Some records:
==*==

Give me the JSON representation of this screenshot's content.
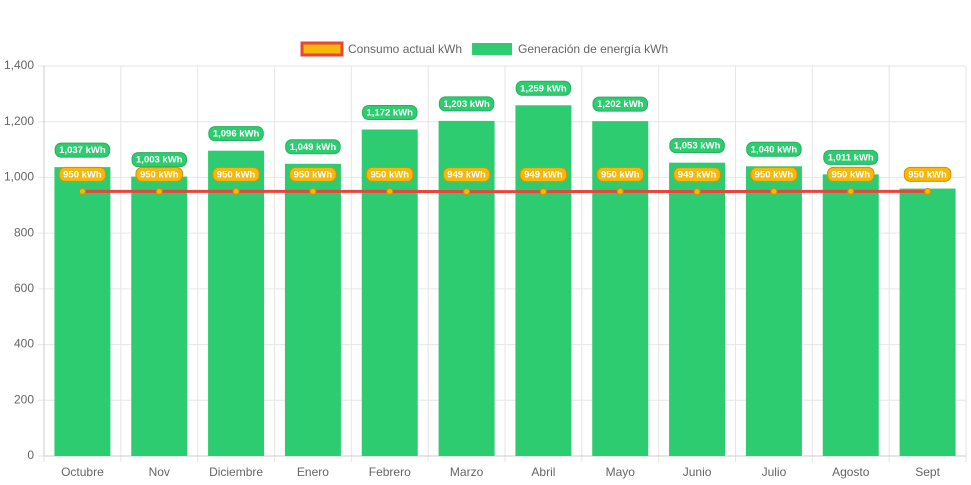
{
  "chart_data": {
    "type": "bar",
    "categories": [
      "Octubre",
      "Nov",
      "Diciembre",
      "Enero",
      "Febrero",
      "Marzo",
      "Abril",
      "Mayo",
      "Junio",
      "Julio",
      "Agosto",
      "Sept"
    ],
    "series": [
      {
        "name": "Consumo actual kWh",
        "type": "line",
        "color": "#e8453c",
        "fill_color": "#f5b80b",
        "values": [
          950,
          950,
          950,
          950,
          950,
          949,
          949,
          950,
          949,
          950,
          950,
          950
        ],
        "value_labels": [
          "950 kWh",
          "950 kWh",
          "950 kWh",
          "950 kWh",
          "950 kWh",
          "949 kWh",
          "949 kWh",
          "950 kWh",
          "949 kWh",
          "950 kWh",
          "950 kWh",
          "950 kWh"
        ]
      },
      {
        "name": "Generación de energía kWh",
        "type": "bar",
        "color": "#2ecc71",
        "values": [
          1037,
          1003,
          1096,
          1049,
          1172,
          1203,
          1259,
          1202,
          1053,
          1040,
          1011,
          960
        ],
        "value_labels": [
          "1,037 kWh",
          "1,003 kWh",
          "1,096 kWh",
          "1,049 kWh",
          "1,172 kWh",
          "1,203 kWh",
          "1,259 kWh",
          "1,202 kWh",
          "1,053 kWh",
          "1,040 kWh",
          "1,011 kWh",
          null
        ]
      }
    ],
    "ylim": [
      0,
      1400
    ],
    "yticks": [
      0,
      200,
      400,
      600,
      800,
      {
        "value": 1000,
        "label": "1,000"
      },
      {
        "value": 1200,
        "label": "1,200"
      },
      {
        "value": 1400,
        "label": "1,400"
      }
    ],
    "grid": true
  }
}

==*==

▶ [Required task] Gather from the entries above all lines that include the string "name".

▶ [Answer in full]
        "name": "Consumo actual kWh",
        "name": "Generación de energía kWh",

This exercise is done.